• Entries supplied
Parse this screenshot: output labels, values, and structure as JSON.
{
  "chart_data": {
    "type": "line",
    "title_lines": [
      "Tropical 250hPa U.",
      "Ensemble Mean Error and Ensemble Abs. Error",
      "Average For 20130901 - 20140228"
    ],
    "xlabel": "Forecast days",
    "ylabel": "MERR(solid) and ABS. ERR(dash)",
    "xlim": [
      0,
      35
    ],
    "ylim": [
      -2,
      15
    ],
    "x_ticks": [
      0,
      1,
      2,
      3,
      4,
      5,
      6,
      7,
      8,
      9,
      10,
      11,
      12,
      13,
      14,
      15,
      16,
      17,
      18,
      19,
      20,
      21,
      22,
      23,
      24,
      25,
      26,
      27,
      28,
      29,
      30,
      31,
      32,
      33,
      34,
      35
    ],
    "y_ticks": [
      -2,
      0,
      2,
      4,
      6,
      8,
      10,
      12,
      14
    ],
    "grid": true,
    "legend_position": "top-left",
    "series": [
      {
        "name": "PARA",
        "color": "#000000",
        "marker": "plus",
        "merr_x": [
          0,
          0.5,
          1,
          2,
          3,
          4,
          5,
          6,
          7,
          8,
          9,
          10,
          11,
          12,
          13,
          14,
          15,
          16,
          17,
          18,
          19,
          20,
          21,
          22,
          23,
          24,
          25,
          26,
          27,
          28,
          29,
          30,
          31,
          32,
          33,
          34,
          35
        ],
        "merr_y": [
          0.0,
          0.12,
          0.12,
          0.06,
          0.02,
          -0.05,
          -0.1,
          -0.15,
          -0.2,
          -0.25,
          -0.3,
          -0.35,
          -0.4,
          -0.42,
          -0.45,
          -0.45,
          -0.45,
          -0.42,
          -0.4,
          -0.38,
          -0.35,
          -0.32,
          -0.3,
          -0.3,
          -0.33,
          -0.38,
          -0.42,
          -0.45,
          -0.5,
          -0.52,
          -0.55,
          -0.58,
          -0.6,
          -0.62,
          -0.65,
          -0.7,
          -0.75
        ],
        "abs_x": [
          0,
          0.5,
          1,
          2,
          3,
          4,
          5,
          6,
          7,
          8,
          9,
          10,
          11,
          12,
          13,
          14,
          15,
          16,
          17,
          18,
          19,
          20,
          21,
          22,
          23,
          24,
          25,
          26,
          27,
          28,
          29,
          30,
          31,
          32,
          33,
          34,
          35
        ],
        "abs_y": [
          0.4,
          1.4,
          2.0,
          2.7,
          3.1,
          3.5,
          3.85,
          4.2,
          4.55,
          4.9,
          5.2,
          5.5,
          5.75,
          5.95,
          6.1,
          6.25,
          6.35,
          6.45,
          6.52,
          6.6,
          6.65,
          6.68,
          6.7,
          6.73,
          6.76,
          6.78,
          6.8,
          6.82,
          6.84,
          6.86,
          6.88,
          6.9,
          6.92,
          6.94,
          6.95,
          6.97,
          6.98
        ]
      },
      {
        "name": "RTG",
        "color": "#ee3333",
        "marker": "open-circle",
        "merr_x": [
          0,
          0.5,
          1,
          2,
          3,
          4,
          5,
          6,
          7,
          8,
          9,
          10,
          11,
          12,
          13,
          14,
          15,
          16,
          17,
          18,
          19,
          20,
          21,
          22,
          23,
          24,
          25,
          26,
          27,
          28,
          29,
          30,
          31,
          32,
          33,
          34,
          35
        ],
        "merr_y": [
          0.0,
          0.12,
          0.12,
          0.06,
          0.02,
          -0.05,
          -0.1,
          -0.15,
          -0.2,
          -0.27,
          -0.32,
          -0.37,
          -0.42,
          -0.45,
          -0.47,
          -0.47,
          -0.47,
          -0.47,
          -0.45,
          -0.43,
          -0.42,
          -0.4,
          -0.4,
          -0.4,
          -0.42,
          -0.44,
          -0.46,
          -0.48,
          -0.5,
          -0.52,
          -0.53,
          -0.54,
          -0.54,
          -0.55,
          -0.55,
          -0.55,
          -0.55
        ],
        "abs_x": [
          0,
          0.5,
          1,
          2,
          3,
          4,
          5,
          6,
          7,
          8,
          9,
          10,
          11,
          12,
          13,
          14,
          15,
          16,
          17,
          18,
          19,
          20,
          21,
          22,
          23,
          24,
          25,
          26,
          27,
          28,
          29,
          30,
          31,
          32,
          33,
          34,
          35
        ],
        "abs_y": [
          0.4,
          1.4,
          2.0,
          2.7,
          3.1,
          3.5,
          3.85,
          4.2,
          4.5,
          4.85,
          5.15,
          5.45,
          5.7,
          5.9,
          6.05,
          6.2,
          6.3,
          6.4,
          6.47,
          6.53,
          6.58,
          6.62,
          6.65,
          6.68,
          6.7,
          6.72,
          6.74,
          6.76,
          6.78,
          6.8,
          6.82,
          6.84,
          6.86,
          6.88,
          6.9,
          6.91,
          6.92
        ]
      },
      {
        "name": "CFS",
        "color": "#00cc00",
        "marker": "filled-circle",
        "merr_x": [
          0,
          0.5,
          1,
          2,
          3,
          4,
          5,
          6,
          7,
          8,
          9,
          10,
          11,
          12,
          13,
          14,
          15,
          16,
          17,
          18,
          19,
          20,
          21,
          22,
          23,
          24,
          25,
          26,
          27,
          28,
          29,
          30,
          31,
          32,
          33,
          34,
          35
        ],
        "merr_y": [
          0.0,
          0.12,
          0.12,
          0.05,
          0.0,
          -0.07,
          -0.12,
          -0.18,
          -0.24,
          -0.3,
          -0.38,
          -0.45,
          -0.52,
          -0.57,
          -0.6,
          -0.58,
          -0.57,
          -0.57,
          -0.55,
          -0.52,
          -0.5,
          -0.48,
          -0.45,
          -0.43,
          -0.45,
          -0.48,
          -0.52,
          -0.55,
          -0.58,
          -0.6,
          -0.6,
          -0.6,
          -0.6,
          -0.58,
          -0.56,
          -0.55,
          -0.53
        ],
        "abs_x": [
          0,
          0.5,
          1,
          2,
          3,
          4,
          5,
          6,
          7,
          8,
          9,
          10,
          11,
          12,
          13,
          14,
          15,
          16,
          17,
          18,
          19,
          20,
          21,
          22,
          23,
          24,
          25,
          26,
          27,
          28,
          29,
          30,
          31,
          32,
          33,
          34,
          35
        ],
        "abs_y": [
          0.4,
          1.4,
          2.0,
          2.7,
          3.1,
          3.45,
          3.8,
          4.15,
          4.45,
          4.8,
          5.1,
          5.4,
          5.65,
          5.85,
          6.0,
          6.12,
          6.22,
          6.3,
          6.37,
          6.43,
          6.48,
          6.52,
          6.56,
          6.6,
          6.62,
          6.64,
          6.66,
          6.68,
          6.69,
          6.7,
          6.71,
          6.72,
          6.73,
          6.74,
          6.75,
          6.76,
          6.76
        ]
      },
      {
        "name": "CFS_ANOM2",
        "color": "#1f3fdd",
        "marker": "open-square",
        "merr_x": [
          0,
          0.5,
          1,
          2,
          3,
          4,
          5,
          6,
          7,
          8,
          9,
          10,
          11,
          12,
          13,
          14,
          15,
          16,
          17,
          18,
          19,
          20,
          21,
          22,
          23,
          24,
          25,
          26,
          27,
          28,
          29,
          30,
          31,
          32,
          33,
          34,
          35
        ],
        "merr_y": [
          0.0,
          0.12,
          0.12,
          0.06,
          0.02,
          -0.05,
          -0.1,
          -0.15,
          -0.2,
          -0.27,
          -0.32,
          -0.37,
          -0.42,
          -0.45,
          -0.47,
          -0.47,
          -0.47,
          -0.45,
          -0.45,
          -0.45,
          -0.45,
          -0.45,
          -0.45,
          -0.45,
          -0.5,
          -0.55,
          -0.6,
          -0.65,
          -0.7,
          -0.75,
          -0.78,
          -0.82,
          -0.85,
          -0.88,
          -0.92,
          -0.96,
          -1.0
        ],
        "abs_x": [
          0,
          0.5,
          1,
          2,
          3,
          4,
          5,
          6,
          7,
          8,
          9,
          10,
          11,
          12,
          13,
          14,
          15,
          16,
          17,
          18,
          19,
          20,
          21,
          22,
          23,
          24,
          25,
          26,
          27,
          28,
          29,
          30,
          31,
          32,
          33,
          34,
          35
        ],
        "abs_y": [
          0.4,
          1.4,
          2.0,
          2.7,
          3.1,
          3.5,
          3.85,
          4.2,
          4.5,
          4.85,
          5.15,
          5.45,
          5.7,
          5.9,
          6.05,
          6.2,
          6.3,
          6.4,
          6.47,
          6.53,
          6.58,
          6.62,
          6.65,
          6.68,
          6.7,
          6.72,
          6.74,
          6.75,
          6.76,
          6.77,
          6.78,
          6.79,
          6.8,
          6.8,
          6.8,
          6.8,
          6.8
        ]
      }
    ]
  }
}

• Objective
Select the lines in this material that hold the word "marker", leaving none out.

• Final result
        "marker": "plus",
        "marker": "open-circle",
        "marker": "filled-circle",
        "marker": "open-square",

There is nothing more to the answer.